• Objective
Reproduce the data below in full and exclude every picture.

• Exercise input
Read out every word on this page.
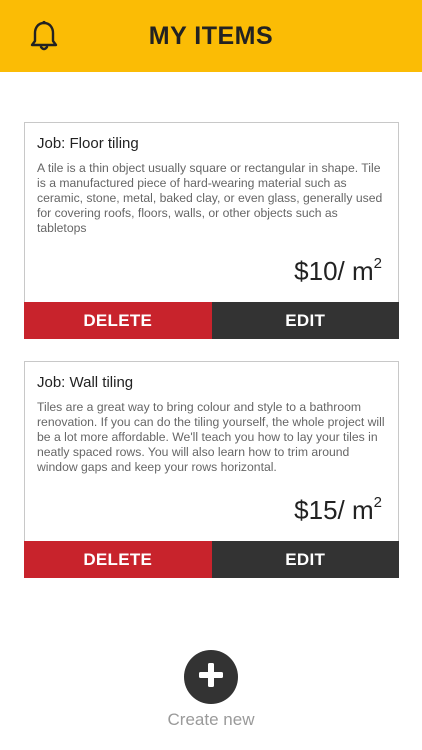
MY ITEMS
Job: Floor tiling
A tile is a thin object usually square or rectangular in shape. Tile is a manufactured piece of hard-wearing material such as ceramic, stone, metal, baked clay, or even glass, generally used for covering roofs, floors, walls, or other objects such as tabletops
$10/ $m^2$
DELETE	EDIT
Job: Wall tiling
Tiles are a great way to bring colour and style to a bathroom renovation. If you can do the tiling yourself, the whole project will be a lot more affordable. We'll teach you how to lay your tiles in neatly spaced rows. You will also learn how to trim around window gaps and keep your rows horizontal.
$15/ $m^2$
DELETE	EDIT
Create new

• Solution for this exercise
Read out every word on this page.
MY ITEMS
Job: Floor tiling
A tile is a thin object usually square or rectangular in shape. Tile is a manufactured piece of hard-wearing material such as ceramic, stone, metal, baked clay, or even glass, generally used for covering roofs, floors, walls, or other objects such as tabletops
$10/ $m^2$
DELETE	EDIT
Job: Wall tiling
Tiles are a great way to bring colour and style to a bathroom renovation. If you can do the tiling yourself, the whole project will be a lot more affordable. We'll teach you how to lay your tiles in neatly spaced rows. You will also learn how to trim around window gaps and keep your rows horizontal.
$15/ $m^2$
DELETE	EDIT
Create new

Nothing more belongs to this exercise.